§ What needs to be done: Copy out verbatim the rows that begin with the line containing "Text: -: - [235, 985, 242, 995]" and continue through the line containing "Text: 1: 1 [553, 860, 558, 870]", including both of those lines and nothing else.

§ Source records:

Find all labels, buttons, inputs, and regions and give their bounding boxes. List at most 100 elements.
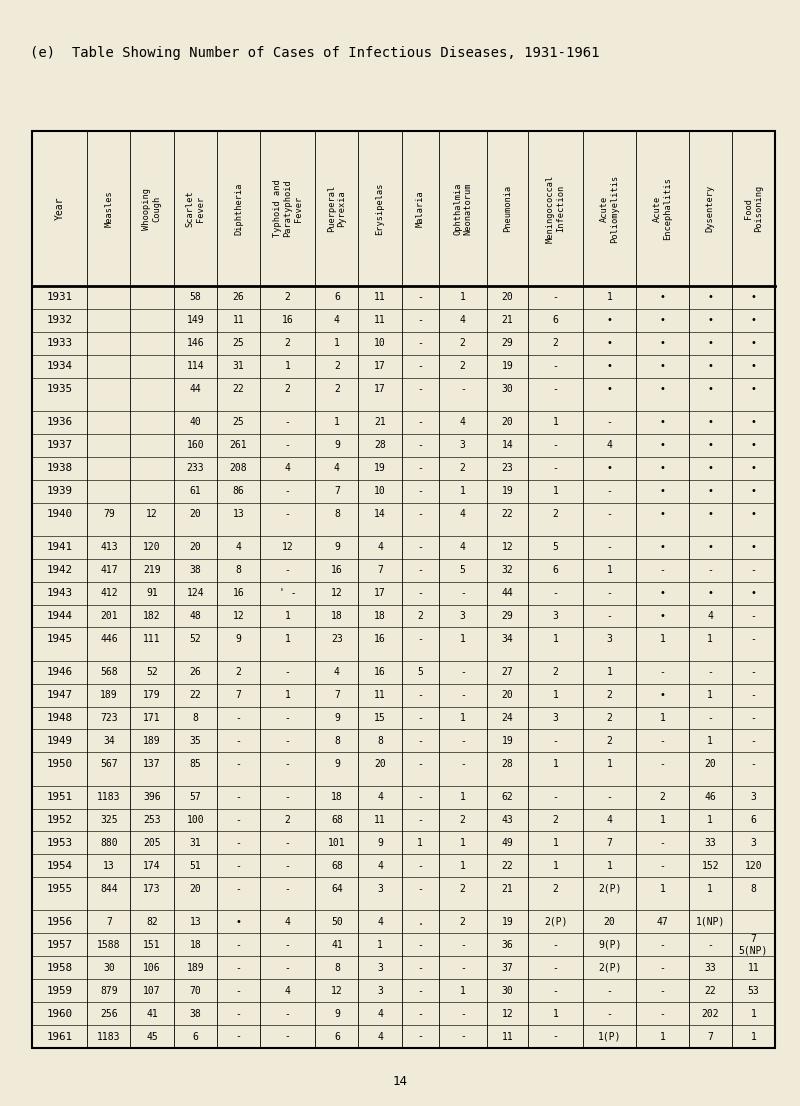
Text: -: - [235, 985, 242, 995]
Text: 1955: 1955 [46, 884, 73, 894]
Text: 1951: 1951 [46, 792, 73, 802]
Text: 23: 23 [331, 634, 342, 644]
Text: 8: 8 [750, 884, 756, 894]
Text: 64: 64 [331, 884, 342, 894]
Text: 6: 6 [553, 315, 558, 325]
Text: 1: 1 [707, 690, 713, 700]
Text: 1: 1 [553, 860, 558, 870]
Text: -: - [553, 1032, 558, 1042]
Text: -: - [750, 713, 756, 723]
Text: -: - [417, 1009, 423, 1019]
Text: 1: 1 [553, 634, 558, 644]
Text: Dysentery: Dysentery [706, 185, 714, 232]
Text: Puerperal
Pyrexia: Puerperal Pyrexia [327, 185, 346, 232]
Text: •: • [707, 362, 713, 372]
Text: •: • [235, 917, 242, 927]
Text: -: - [285, 417, 290, 427]
Text: 4: 4 [377, 542, 383, 552]
Text: -: - [417, 588, 423, 598]
Text: 58: 58 [190, 292, 201, 302]
Text: •: • [707, 542, 713, 552]
Text: 91: 91 [146, 588, 158, 598]
Text: 1: 1 [659, 713, 666, 723]
Text: 19: 19 [502, 487, 514, 497]
Text: 2: 2 [235, 667, 242, 677]
Text: 1953: 1953 [46, 838, 73, 848]
Text: -: - [606, 542, 613, 552]
Text: 1: 1 [377, 940, 383, 950]
Text: Typhoid and
Paratyphoid
Fever: Typhoid and Paratyphoid Fever [273, 179, 302, 238]
Text: -: - [285, 963, 290, 973]
Text: 22: 22 [233, 384, 244, 394]
Text: -: - [417, 759, 423, 769]
Text: 1588: 1588 [97, 940, 121, 950]
Text: 1: 1 [606, 565, 613, 575]
Text: -: - [235, 735, 242, 745]
Text: 1945: 1945 [46, 634, 73, 644]
Text: -: - [606, 417, 613, 427]
Text: 2: 2 [553, 338, 558, 348]
Text: -: - [285, 940, 290, 950]
Text: -: - [750, 634, 756, 644]
Text: 1: 1 [659, 1032, 666, 1042]
Text: 146: 146 [186, 338, 204, 348]
Text: -: - [417, 860, 423, 870]
Text: 233: 233 [186, 463, 204, 473]
Text: •: • [659, 440, 666, 450]
Text: 9: 9 [334, 759, 340, 769]
Text: 5: 5 [460, 565, 466, 575]
Text: 13: 13 [190, 917, 201, 927]
Text: 1937: 1937 [46, 440, 73, 450]
Text: 412: 412 [100, 588, 118, 598]
Text: -: - [606, 487, 613, 497]
Text: 2: 2 [553, 667, 558, 677]
Text: 2: 2 [460, 815, 466, 825]
Text: 33: 33 [704, 838, 716, 848]
Text: -: - [606, 1009, 613, 1019]
Text: 12: 12 [502, 1009, 514, 1019]
Text: 1: 1 [460, 292, 466, 302]
Text: 114: 114 [186, 362, 204, 372]
Text: 18: 18 [190, 940, 201, 950]
Text: 1: 1 [285, 634, 290, 644]
Text: 14: 14 [502, 440, 514, 450]
Text: 1: 1 [460, 634, 466, 644]
Text: 20: 20 [502, 690, 514, 700]
Text: 219: 219 [143, 565, 161, 575]
Text: 41: 41 [146, 1009, 158, 1019]
Text: 261: 261 [230, 440, 247, 450]
Text: 57: 57 [190, 792, 201, 802]
Text: 49: 49 [502, 838, 514, 848]
Text: -: - [417, 690, 423, 700]
Text: 3: 3 [377, 985, 383, 995]
Text: 17: 17 [374, 362, 386, 372]
Text: 2: 2 [606, 735, 613, 745]
Text: 2: 2 [553, 815, 558, 825]
Text: 3: 3 [460, 611, 466, 620]
Text: -: - [285, 792, 290, 802]
Text: 3: 3 [460, 440, 466, 450]
Text: 160: 160 [186, 440, 204, 450]
Text: -: - [417, 985, 423, 995]
Text: 2: 2 [553, 509, 558, 519]
Text: 446: 446 [100, 634, 118, 644]
Text: -: - [553, 588, 558, 598]
Text: 2: 2 [460, 917, 466, 927]
Text: 44: 44 [502, 588, 514, 598]
Text: 174: 174 [143, 860, 161, 870]
Text: 1941: 1941 [46, 542, 73, 552]
Text: 8: 8 [334, 509, 340, 519]
Text: Food
Poisoning: Food Poisoning [744, 185, 763, 232]
Text: 101: 101 [328, 838, 346, 848]
Text: -: - [460, 667, 466, 677]
Text: 25: 25 [233, 338, 244, 348]
Text: 1: 1 [606, 759, 613, 769]
Text: •: • [707, 338, 713, 348]
Text: 11: 11 [233, 315, 244, 325]
Text: 106: 106 [143, 963, 161, 973]
Text: 189: 189 [143, 735, 161, 745]
Text: 25: 25 [233, 417, 244, 427]
Text: 4: 4 [377, 792, 383, 802]
Text: 152: 152 [702, 860, 719, 870]
Text: 189: 189 [186, 963, 204, 973]
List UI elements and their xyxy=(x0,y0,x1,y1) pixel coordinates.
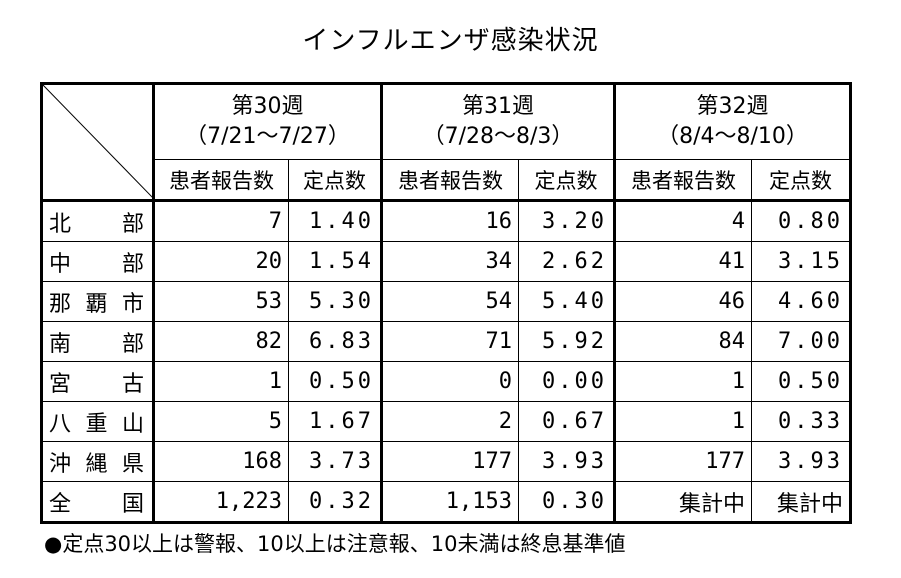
week-32-range: （8/4～8/10） xyxy=(657,124,808,149)
w31-reports-cell: 54 xyxy=(381,281,519,322)
w30-rate-cell: 0.32 xyxy=(288,481,383,524)
w31-reports-cell: 177 xyxy=(381,441,519,482)
w30-reports-cell: 5 xyxy=(153,401,289,442)
w30-reports-cell: 20 xyxy=(153,241,289,282)
table-row: 那覇市 53 5.30 54 5.40 46 4.60 xyxy=(40,281,852,322)
sub-header-row: 患者報告数 定点数 患者報告数 定点数 患者報告数 定点数 xyxy=(42,159,852,201)
week-31-label: 第31週 xyxy=(462,94,534,119)
region-cell: 那覇市 xyxy=(40,281,155,322)
region-cell: 宮古 xyxy=(40,361,155,402)
w30-rate-cell: 1.67 xyxy=(288,401,383,442)
w32-reports-header: 患者報告数 xyxy=(614,159,752,201)
w31-rate-cell: 0.00 xyxy=(518,361,616,402)
w30-reports-cell: 7 xyxy=(153,199,289,242)
week-30-header: 第30週 （7/21～7/27） xyxy=(153,82,383,160)
w30-reports-cell: 1 xyxy=(153,361,289,402)
w31-rate-cell: 3.20 xyxy=(518,199,616,242)
w31-rate-cell: 0.67 xyxy=(518,401,616,442)
w31-rate-header: 定点数 xyxy=(518,159,616,201)
w32-rate-cell: 0.33 xyxy=(751,401,852,442)
w31-rate-cell: 5.92 xyxy=(518,321,616,362)
region-label: 那覇市 xyxy=(49,291,144,317)
w32-rate-cell: 3.93 xyxy=(751,441,852,482)
w32-reports-cell: 4 xyxy=(614,199,752,242)
week-header-row: 第30週 （7/21～7/27） 第31週 （7/28～8/3） 第32週 （8… xyxy=(40,82,852,201)
region-label: 全国 xyxy=(49,491,144,517)
w30-reports-header: 患者報告数 xyxy=(153,159,289,201)
influenza-table: 第30週 （7/21～7/27） 第31週 （7/28～8/3） 第32週 （8… xyxy=(40,82,852,524)
w32-reports-cell: 84 xyxy=(614,321,752,362)
w32-reports-cell: 1 xyxy=(614,401,752,442)
w30-rate-cell: 3.73 xyxy=(288,441,383,482)
table-row: 宮古 1 0.50 0 0.00 1 0.50 xyxy=(40,361,852,402)
w30-rate-cell: 1.54 xyxy=(288,241,383,282)
w32-rate-cell: 集計中 xyxy=(751,481,852,524)
w32-reports-cell: 177 xyxy=(614,441,752,482)
w30-reports-cell: 53 xyxy=(153,281,289,322)
week-31-header: 第31週 （7/28～8/3） xyxy=(381,82,616,160)
w32-reports-cell: 集計中 xyxy=(614,481,752,524)
w32-reports-cell: 1 xyxy=(614,361,752,402)
diagonal-line xyxy=(44,86,151,197)
region-cell: 八重山 xyxy=(40,401,155,442)
week-31-range: （7/28～8/3） xyxy=(422,124,574,149)
footnote: ●定点30以上は警報、10以上は注意報、10未満は終息基準値 xyxy=(44,532,626,556)
page-title: インフルエンザ感染状況 xyxy=(302,26,599,56)
region-cell: 中部 xyxy=(40,241,155,282)
region-cell: 北部 xyxy=(40,199,155,242)
w32-rate-cell: 3.15 xyxy=(751,241,852,282)
w32-rate-cell: 0.80 xyxy=(751,199,852,242)
region-cell: 南部 xyxy=(40,321,155,362)
w32-rate-cell: 4.60 xyxy=(751,281,852,322)
w31-reports-cell: 0 xyxy=(381,361,519,402)
region-cell: 全国 xyxy=(40,481,155,524)
w31-rate-cell: 0.30 xyxy=(518,481,616,524)
w30-rate-header: 定点数 xyxy=(288,159,383,201)
week-30-range: （7/21～7/27） xyxy=(185,124,350,149)
w30-rate-cell: 0.50 xyxy=(288,361,383,402)
table-row: 沖縄県 168 3.73 177 3.93 177 3.93 xyxy=(40,441,852,482)
w31-reports-cell: 16 xyxy=(381,199,519,242)
w31-reports-header: 患者報告数 xyxy=(381,159,519,201)
w31-reports-cell: 34 xyxy=(381,241,519,282)
week-32-header: 第32週 （8/4～8/10） xyxy=(614,82,852,160)
table-row: 北部 7 1.40 16 3.20 4 0.80 xyxy=(40,199,852,242)
w30-reports-cell: 168 xyxy=(153,441,289,482)
w30-reports-cell: 1,223 xyxy=(153,481,289,524)
region-cell: 沖縄県 xyxy=(40,441,155,482)
table-row: 中部 20 1.54 34 2.62 41 3.15 xyxy=(40,241,852,282)
w31-rate-cell: 2.62 xyxy=(518,241,616,282)
w30-rate-cell: 5.30 xyxy=(288,281,383,322)
w30-rate-cell: 6.83 xyxy=(288,321,383,362)
region-label: 中部 xyxy=(49,251,144,277)
w32-reports-cell: 41 xyxy=(614,241,752,282)
w31-rate-cell: 5.40 xyxy=(518,281,616,322)
week-32-label: 第32週 xyxy=(696,94,769,119)
region-label: 沖縄県 xyxy=(49,451,144,477)
region-label: 南部 xyxy=(49,331,144,357)
week-30-label: 第30週 xyxy=(231,94,304,119)
region-label: 八重山 xyxy=(49,411,144,437)
w32-rate-cell: 7.00 xyxy=(751,321,852,362)
w31-reports-cell: 1,153 xyxy=(381,481,519,524)
w30-reports-cell: 82 xyxy=(153,321,289,362)
w31-reports-cell: 71 xyxy=(381,321,519,362)
w32-reports-cell: 46 xyxy=(614,281,752,322)
w32-rate-cell: 0.50 xyxy=(751,361,852,402)
w31-reports-cell: 2 xyxy=(381,401,519,442)
w32-rate-header: 定点数 xyxy=(751,159,852,201)
table-row: 南部 82 6.83 71 5.92 84 7.00 xyxy=(40,321,852,362)
w31-rate-cell: 3.93 xyxy=(518,441,616,482)
table-row: 八重山 5 1.67 2 0.67 1 0.33 xyxy=(40,401,852,442)
region-label: 北部 xyxy=(49,211,144,237)
w30-rate-cell: 1.40 xyxy=(288,199,383,242)
corner-cell xyxy=(40,82,155,201)
region-label: 宮古 xyxy=(49,371,144,397)
table-row: 全国 1,223 0.32 1,153 0.30 集計中 集計中 xyxy=(40,481,852,524)
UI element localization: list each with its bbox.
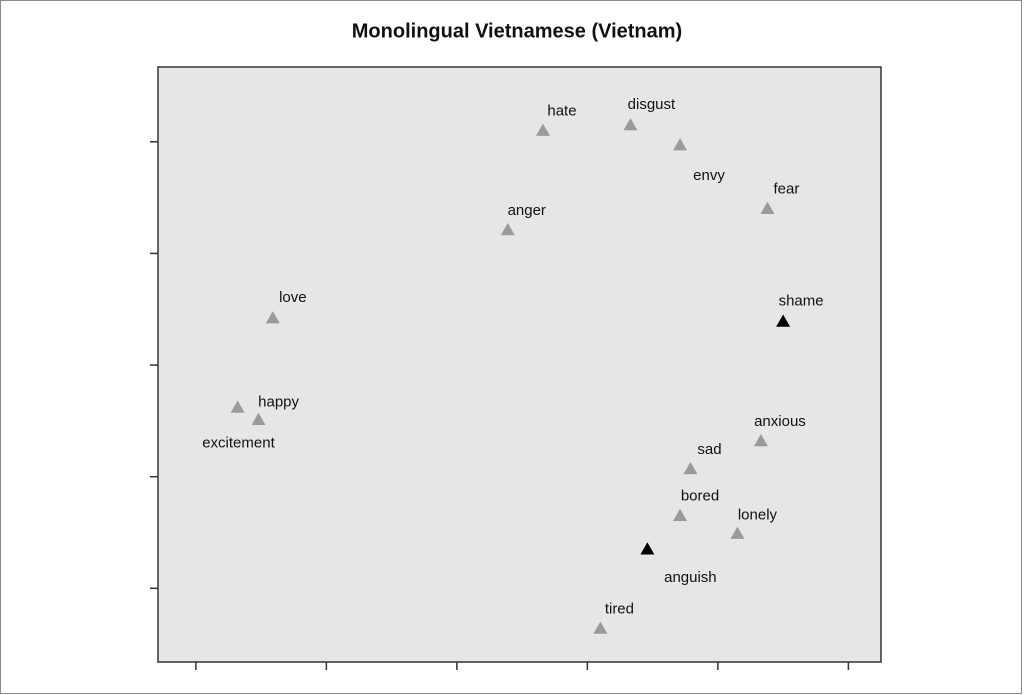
plot-area bbox=[157, 66, 882, 663]
point-label: sad bbox=[697, 441, 721, 458]
point bbox=[251, 412, 266, 426]
point-label: excitement bbox=[202, 435, 275, 452]
point-label: bored bbox=[681, 488, 719, 505]
point bbox=[265, 311, 280, 324]
point-label: envy bbox=[693, 167, 725, 184]
point-label: disgust bbox=[628, 96, 676, 113]
point bbox=[593, 621, 608, 634]
point bbox=[640, 542, 655, 555]
point-label: lonely bbox=[738, 507, 778, 524]
point bbox=[673, 508, 688, 522]
point bbox=[760, 201, 775, 215]
point bbox=[753, 433, 768, 447]
point bbox=[623, 118, 638, 131]
point bbox=[673, 138, 688, 151]
point bbox=[500, 222, 515, 236]
point bbox=[730, 526, 745, 539]
point-label: shame bbox=[779, 292, 824, 309]
point-label: fear bbox=[774, 181, 800, 198]
point bbox=[776, 314, 791, 327]
point-label: happy bbox=[258, 393, 299, 410]
point-label: anger bbox=[508, 202, 546, 219]
chart-title: Monolingual Vietnamese (Vietnam) bbox=[352, 20, 682, 42]
point-label: love bbox=[279, 289, 307, 306]
point bbox=[683, 461, 698, 475]
point-label: anguish bbox=[664, 569, 717, 586]
point bbox=[535, 123, 550, 136]
point-label: anxious bbox=[754, 413, 806, 430]
point-label: hate bbox=[547, 103, 576, 120]
point-label: tired bbox=[605, 600, 634, 617]
point bbox=[230, 400, 245, 413]
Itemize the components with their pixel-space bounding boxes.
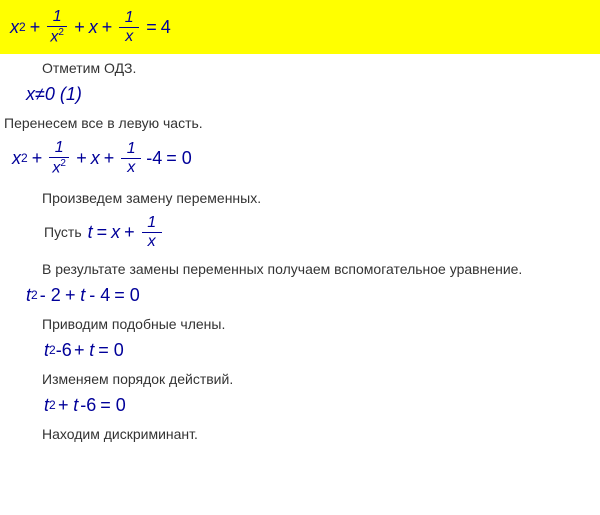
sub-eq: = [97, 222, 108, 243]
rhs-value: 4 [161, 17, 171, 38]
te3-c: -6 [80, 395, 96, 416]
equation-moved: x2+ 1x2 +x+ 1x -4 = 0 [12, 139, 196, 177]
te1-rhs: = 0 [114, 285, 140, 306]
original-equation-box: x2+ 1x2 +x+ 1x =4 [0, 0, 600, 54]
sub-var: t [88, 222, 93, 243]
te1-b: - 2 [40, 285, 61, 306]
t-equation-1: t2 - 2 + t - 4 = 0 [26, 285, 144, 306]
restriction: x≠0 (1) [26, 84, 82, 105]
let-label: Пусть [44, 224, 82, 240]
te2-c: + t [74, 340, 95, 361]
step-discriminant: Находим дискриминант. [0, 420, 600, 446]
step-reorder: Изменяем порядок действий. [0, 365, 600, 391]
te2-rhs: = 0 [98, 340, 124, 361]
step-odz: Отметим ОДЗ. [0, 54, 600, 80]
step-combine: Приводим подобные члены. [0, 310, 600, 336]
te3-b: + t [58, 395, 79, 416]
te1-c: + t [65, 285, 86, 306]
te3-pow: 2 [49, 398, 56, 412]
step-move-left: Перенесем все в левую часть. [0, 109, 600, 135]
substitution-def: Пусть t = x+ 1x [44, 214, 165, 251]
step-aux-equation: В результате замены переменных получаем … [0, 255, 600, 281]
t-equation-3: t2 + t -6 = 0 [44, 395, 130, 416]
te1-d: - 4 [89, 285, 110, 306]
const-moved: -4 [146, 148, 162, 169]
te2-b: -6 [56, 340, 72, 361]
te2-pow: 2 [49, 343, 56, 357]
equation-original: x2+ 1x2 +x+ 1x =4 [10, 8, 171, 46]
te3-rhs: = 0 [100, 395, 126, 416]
te1-pow: 2 [31, 288, 38, 302]
step-substitution: Произведем замену переменных. [0, 184, 600, 210]
rhs-moved: = 0 [166, 148, 192, 169]
t-equation-2: t2 -6 + t = 0 [44, 340, 128, 361]
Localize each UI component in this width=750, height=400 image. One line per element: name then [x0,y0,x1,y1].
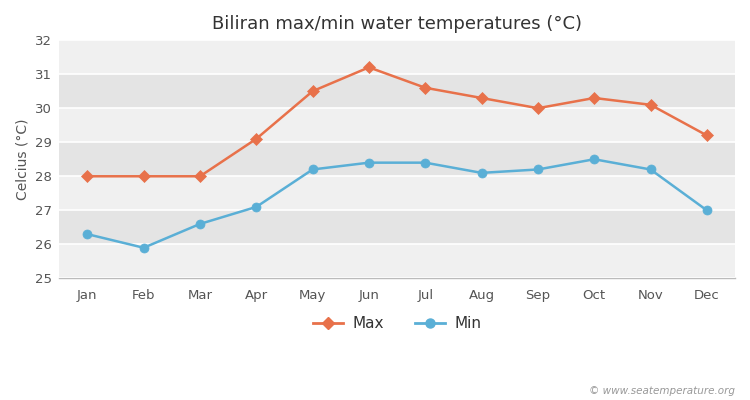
Max [646,102,655,107]
Max [252,136,261,141]
Max [82,174,92,179]
Max [140,174,148,179]
Bar [59,142,735,176]
Max [308,89,317,94]
Min [646,167,655,172]
Bar [59,244,735,278]
Min [533,167,542,172]
Bar [59,40,735,74]
Min [421,160,430,165]
Bar [59,210,735,244]
Text: © www.seatemperature.org: © www.seatemperature.org [589,386,735,396]
Min [364,160,374,165]
Min [308,167,317,172]
Title: Biliran max/min water temperatures (°C): Biliran max/min water temperatures (°C) [212,15,582,33]
Bar [59,74,735,108]
Min [140,245,148,250]
Min [477,170,486,175]
Line: Min: Min [82,155,711,252]
Min [590,157,598,162]
Legend: Max, Min: Max, Min [307,310,488,338]
Max [421,85,430,90]
Min [252,204,261,209]
Max [196,174,205,179]
Max [533,106,542,110]
Line: Max: Max [83,63,711,180]
Min [702,208,711,213]
Max [364,65,374,70]
Min [82,232,92,236]
Max [590,96,598,100]
Max [702,133,711,138]
Bar [59,176,735,210]
Min [196,222,205,226]
Bar [59,108,735,142]
Y-axis label: Celcius (°C): Celcius (°C) [15,118,29,200]
Max [477,96,486,100]
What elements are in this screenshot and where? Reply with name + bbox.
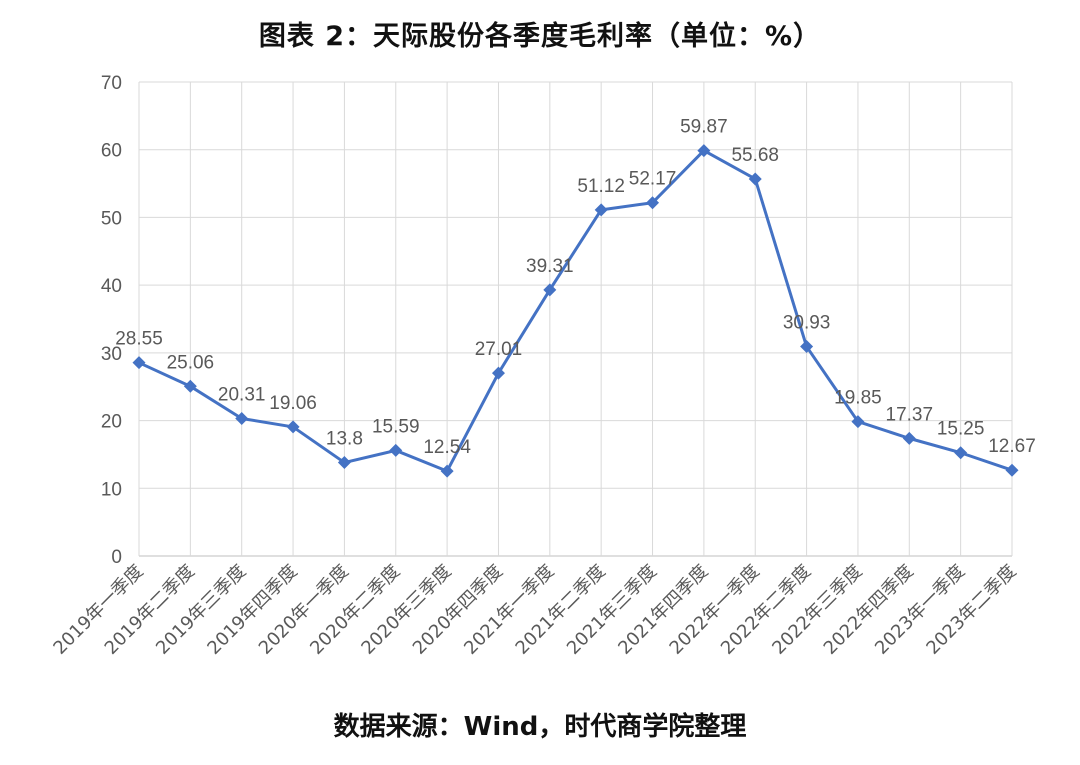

§ Full output:
Text: -: - [235, 985, 242, 995]
Text: 1955: 1955 [46, 884, 73, 894]
Text: 1951: 1951 [46, 792, 73, 802]
Text: 23: 23 [331, 634, 342, 644]
Text: 8: 8 [750, 884, 756, 894]
Text: 64: 64 [331, 884, 342, 894]
Text: 6: 6 [553, 315, 558, 325]
Text: 1: 1 [707, 690, 713, 700]
Text: 1: 1 [553, 860, 558, 870]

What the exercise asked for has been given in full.